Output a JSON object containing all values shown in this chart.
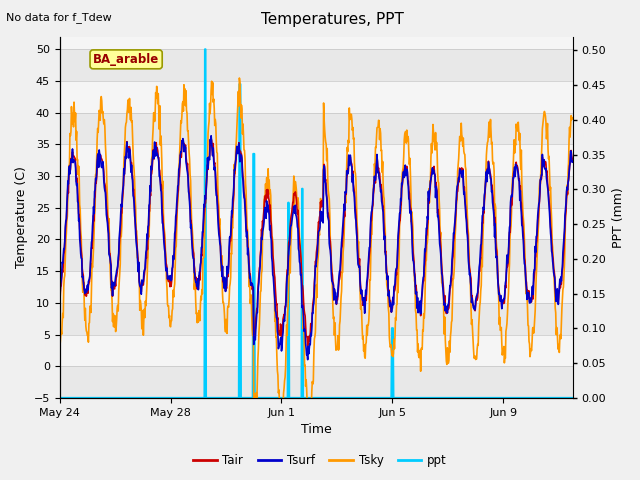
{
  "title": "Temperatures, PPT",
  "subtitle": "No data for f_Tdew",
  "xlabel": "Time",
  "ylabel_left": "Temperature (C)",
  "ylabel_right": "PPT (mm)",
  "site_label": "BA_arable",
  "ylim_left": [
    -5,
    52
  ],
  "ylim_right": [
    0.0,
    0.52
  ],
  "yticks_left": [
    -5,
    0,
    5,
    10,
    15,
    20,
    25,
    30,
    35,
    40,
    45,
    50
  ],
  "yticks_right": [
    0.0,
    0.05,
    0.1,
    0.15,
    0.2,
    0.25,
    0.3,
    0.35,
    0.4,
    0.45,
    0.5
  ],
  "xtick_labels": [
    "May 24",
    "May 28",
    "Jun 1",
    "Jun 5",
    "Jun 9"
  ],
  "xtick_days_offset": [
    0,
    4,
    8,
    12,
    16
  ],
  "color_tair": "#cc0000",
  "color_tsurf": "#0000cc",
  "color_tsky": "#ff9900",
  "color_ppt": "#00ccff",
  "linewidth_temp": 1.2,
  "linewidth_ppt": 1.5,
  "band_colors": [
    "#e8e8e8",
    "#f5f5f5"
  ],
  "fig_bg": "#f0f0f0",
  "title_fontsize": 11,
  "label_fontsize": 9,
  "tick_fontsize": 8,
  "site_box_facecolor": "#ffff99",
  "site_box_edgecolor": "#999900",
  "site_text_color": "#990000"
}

- - - - -

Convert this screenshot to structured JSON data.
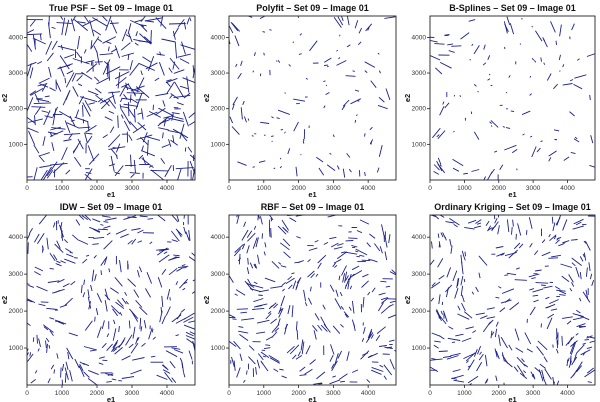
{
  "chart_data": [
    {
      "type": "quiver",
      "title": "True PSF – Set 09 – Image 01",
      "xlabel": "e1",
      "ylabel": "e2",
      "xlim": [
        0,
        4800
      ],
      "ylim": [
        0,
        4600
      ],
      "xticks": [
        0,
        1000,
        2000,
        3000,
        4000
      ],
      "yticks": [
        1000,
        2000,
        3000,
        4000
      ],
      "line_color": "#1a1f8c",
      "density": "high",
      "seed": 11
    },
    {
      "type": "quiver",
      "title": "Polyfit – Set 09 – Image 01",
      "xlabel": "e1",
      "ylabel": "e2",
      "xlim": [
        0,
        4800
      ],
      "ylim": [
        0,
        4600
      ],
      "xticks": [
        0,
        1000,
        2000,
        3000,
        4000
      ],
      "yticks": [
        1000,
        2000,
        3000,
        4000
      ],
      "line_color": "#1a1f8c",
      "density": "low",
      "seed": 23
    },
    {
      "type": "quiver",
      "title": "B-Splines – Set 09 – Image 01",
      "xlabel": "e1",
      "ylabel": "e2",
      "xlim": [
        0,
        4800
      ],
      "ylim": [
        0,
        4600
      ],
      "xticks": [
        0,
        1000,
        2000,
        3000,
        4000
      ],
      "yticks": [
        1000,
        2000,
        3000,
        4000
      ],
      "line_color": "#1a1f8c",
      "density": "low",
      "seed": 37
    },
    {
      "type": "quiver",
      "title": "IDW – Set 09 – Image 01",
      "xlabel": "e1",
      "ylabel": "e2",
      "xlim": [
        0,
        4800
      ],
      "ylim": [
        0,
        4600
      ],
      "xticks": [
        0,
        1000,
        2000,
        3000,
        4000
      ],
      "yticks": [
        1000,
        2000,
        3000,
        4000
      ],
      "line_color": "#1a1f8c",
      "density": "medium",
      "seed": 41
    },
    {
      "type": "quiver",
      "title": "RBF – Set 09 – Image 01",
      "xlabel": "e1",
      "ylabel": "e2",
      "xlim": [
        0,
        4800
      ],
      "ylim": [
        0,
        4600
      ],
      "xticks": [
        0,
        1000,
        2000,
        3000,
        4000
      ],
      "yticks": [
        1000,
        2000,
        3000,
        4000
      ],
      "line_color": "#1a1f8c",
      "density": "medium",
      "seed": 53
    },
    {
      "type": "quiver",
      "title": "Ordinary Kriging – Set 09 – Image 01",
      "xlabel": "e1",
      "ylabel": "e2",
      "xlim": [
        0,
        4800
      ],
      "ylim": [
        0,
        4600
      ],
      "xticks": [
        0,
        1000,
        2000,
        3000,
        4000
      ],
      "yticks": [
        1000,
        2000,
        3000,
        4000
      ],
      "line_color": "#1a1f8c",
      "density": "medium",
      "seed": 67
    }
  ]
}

- - - - -

Task brief:
Gather all lines from the records above in which "JSON" appears.

Task solution:
Output a JSON object containing all values shown in this chart.
Convert this screenshot to structured JSON data.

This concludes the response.